**What is asked**
Carry on the piece about the temple town of Melukote, picking up right after its last sentence.

**Given text**
>>>>

Melukote, also known as Tirunarayanapuram, is about 135 kms from Bangalore, situated on a hill at an altitude of 3,000 feet. It is a peaceful temple town. There are two temples: Main – Lord Tirunarayana, other being Yoga Narasimha on top of an adjoining hill.
The main deity or moolavar is Tirunarayana with unique presence of Lakshmi, both in his chest and at feet (Varanandi), in Girbagriha. In the immediate court yard before Girbagriha, to the left side is the shrine of processional deity – Utsavar Shelvapillai – accompanied by Sridevi and Bhudevi. On circambulating, one sees Sudarshana Alwar followed by the consort Yadugiri nayaki’s shrine. Shelvanayaki, consort of utsava moorthy graces the Thayar Sannidhi. Further ahead is Acharya Ramanuja’s Sannidhi. He is the king of Melukote and is popularly known as talking Ramanuja.
Melukote was known as Narayanadri in Kritayuga, Vedadri in Tretayuga, Yadavadri in Dwaparayuga. In Kaliyuga, after Ramanuja’s arrival, it came to be known as ‘Yathisaila’.
It is important to note that both Tirunarayana the moolavar and Shelvapillai the Utsavar also known as Ramapriya and Sampathkumara, are not man made. These vigrahas are ‘Swayam Vyakta’ – self manifested, which is the supreme form of Archavatara of God. Thus the sanctity of Melukote temple is God divine.

<<<<

**Raw data**
>>>>

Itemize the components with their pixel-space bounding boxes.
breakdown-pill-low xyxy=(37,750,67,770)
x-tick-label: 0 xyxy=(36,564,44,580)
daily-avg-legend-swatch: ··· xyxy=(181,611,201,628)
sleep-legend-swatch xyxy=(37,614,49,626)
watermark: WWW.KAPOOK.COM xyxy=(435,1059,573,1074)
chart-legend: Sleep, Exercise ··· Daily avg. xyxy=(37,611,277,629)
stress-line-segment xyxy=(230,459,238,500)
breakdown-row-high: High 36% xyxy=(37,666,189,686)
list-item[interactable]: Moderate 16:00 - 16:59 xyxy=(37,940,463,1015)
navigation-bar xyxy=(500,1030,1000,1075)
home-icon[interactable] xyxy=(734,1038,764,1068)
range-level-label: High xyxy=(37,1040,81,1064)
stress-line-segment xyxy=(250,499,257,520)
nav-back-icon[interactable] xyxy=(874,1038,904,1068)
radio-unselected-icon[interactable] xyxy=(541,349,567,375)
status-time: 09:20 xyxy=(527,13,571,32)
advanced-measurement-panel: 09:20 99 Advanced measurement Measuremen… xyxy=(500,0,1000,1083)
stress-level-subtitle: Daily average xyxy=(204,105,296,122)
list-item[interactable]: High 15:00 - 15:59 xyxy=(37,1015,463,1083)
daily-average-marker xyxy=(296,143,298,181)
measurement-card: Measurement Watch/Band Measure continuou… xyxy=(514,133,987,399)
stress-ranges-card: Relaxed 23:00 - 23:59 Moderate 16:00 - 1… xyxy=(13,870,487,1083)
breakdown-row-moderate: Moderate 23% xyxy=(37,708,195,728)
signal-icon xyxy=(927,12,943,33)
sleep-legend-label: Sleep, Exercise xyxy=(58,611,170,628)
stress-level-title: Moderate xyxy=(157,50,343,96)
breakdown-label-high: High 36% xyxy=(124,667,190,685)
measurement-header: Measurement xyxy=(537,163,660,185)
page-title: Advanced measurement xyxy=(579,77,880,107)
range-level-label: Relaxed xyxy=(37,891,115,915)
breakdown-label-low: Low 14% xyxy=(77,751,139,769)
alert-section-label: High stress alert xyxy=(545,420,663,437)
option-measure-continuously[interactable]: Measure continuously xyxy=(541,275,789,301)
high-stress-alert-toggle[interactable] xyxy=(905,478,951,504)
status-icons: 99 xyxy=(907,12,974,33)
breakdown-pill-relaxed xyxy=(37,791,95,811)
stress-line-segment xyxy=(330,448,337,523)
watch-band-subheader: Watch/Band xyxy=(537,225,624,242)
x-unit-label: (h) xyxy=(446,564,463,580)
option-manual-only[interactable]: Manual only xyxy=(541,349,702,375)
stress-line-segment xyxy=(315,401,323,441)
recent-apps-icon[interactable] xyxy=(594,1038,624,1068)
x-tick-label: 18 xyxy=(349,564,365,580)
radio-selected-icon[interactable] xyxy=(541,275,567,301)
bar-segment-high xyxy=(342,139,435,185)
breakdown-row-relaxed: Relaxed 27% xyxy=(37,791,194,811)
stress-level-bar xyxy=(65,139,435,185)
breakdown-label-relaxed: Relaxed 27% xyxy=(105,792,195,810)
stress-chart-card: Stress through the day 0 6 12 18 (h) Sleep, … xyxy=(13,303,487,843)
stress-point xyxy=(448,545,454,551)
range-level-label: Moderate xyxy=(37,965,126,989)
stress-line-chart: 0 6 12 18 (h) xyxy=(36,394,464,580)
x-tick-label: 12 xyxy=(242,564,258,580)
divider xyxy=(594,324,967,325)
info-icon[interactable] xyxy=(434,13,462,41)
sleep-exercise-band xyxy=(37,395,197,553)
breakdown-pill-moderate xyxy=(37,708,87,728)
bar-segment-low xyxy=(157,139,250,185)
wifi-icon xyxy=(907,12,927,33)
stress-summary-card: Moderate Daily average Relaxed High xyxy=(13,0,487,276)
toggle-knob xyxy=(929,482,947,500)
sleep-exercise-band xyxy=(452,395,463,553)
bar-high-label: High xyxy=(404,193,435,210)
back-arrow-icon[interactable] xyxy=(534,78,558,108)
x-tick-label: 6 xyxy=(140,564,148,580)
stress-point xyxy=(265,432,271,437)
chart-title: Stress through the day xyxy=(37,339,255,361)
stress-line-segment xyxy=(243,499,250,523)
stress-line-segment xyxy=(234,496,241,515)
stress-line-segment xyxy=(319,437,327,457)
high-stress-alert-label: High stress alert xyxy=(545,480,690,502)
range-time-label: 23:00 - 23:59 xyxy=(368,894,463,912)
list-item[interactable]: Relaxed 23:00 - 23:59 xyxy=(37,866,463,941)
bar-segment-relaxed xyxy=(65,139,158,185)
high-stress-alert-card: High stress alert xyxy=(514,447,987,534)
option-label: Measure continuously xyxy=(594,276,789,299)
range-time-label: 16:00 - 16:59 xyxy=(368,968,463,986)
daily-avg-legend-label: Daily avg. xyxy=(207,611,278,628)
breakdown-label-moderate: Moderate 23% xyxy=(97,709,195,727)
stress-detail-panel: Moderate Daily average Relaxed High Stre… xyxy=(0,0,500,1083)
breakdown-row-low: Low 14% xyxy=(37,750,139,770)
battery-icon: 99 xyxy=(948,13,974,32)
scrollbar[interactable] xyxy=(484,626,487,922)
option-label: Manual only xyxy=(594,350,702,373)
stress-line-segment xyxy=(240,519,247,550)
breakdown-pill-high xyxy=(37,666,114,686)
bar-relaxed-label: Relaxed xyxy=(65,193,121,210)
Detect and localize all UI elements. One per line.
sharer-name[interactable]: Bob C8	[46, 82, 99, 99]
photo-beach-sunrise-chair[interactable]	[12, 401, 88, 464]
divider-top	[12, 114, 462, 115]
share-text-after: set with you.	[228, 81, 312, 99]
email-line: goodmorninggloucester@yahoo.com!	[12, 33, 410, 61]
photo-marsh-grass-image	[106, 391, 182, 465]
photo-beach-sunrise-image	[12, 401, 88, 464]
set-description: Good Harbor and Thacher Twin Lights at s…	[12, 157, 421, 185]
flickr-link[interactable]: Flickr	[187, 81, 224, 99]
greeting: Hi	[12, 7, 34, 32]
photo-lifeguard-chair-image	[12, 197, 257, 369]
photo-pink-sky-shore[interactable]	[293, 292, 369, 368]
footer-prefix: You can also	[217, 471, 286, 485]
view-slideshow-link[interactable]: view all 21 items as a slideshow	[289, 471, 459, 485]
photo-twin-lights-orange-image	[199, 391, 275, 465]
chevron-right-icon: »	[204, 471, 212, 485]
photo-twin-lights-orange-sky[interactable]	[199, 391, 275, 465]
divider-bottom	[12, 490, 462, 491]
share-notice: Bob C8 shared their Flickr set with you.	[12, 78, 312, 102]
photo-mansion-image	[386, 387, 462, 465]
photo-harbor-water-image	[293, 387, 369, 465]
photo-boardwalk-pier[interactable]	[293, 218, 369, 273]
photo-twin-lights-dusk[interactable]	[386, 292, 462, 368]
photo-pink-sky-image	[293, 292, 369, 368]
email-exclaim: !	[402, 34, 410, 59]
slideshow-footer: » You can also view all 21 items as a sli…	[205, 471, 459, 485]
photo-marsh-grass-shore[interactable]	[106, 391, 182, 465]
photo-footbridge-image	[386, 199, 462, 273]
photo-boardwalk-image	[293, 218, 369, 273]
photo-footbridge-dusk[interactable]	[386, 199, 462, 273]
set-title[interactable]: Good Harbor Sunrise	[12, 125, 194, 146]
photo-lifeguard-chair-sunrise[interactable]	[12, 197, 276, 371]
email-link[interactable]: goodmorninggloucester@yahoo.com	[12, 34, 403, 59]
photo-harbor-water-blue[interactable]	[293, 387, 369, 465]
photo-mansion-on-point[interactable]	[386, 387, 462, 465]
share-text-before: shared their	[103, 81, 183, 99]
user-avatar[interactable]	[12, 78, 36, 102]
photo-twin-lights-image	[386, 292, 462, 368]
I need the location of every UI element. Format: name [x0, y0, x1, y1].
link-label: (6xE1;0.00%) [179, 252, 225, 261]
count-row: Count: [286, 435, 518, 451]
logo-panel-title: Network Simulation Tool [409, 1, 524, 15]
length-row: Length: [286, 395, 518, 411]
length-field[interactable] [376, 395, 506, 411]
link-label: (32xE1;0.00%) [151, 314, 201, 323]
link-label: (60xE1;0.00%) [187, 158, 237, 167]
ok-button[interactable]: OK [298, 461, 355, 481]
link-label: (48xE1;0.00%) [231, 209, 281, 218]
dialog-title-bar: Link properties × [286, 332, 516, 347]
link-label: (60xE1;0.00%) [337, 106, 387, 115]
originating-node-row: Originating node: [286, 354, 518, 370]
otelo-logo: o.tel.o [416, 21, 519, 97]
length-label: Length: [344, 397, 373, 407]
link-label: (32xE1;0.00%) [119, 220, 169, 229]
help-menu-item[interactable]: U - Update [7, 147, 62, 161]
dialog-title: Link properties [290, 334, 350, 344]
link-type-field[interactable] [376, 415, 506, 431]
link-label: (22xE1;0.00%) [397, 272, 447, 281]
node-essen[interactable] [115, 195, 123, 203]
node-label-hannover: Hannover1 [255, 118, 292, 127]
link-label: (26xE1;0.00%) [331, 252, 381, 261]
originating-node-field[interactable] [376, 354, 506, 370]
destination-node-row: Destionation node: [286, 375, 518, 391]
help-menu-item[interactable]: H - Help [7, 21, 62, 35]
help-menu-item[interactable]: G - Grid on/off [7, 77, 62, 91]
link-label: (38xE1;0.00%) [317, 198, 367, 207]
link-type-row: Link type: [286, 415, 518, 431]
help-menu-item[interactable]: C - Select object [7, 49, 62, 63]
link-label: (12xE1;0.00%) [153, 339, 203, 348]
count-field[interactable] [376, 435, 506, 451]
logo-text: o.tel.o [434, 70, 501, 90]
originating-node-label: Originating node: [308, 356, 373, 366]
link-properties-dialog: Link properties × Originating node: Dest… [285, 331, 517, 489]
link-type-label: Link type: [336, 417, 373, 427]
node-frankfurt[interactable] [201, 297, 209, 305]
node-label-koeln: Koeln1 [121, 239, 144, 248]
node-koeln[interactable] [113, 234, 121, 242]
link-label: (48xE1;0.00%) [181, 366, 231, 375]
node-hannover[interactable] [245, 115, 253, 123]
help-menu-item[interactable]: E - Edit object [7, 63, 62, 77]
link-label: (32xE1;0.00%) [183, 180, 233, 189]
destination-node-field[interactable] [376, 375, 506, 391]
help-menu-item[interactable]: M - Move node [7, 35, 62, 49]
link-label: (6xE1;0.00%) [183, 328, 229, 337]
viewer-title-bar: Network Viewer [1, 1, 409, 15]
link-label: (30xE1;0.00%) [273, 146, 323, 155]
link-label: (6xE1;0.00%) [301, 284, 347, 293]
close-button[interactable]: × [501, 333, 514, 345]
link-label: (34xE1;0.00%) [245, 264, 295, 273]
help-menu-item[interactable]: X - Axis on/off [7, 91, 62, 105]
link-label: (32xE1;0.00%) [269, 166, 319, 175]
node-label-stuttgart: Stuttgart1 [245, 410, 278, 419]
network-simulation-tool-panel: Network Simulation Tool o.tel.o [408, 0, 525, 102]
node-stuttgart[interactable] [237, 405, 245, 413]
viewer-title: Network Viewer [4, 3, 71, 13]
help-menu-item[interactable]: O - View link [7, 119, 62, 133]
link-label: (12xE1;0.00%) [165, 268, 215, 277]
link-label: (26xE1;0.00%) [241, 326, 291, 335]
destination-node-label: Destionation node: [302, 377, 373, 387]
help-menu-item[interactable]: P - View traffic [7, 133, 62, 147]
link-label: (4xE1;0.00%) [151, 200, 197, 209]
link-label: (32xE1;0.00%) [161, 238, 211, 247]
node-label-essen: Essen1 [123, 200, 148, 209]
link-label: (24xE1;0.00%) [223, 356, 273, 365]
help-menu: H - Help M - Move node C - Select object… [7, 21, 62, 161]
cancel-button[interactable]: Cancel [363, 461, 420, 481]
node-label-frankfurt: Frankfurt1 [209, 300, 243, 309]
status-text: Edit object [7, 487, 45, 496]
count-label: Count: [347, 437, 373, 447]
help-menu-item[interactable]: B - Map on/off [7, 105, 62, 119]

<<<<

**Task result**
Brahma did penance to secure an idol for his daily worship. Lord Narayana manifested as ‘Tirunarayana’ in the form of an idol and appears before Brahma. He started worshipping Tirunarayana with devotion. After a long time his son Sanathkumara seeks from his father, an idol for his daily worship in Bhuloka. Brahma gives away the idol Tirunarayana which he was worshipping, to Sanathkumara. After a great deal of search, Sanathkumara finds Melkote as the ideal location for Tirunarayana. Thus Tirunarayana, the moolavar came to be installed, which we see even today. Meanwhile, Brahma was depressed without an idol for worship. Lord Narayana sensed Brahma’s need and broughtout another beautiful idol from
his heart with Bhudevi and Sridevi. This idol is called Shelvanarayana. Brahma was happy and started worshiping the new found idol.
Lord Rama in Trethayuga needed an idol for his daily worship, since he had given away his original idol of worship viz, Ranganatha to Vibhishana. So he approaches Brahma, who gives away the idol of Shelvanarayana which was being worshipped by him. Lord Rama, after establishing Ramarajya
decided to leave this world. So he gave away this idol to King Kusha. The idol came to be known as ‘Ramapriya’.
Krishna:- Yadava Dynasty
King Kusha, in turn gave the idol, as marriage gift to Yadavakumara of Yadava dynasty who married his daughter Kanakamalini. Thus the idol Ramapriya changed hands from Suryavamsha to Yadava dynasty. Ultimately, it came to be possessed by Lord Krishna, himself a Yadava, for daily worship by his family. After a long time Balarama and his friends, while on a piligrimage, arrived in Melkote. Looking at Moolavar Tirunarayana Balarama found an identical similarity with Ramapriya – their family idol of worship. Balarama, on return, mentions this similarity to Lord Krishna who does not believe.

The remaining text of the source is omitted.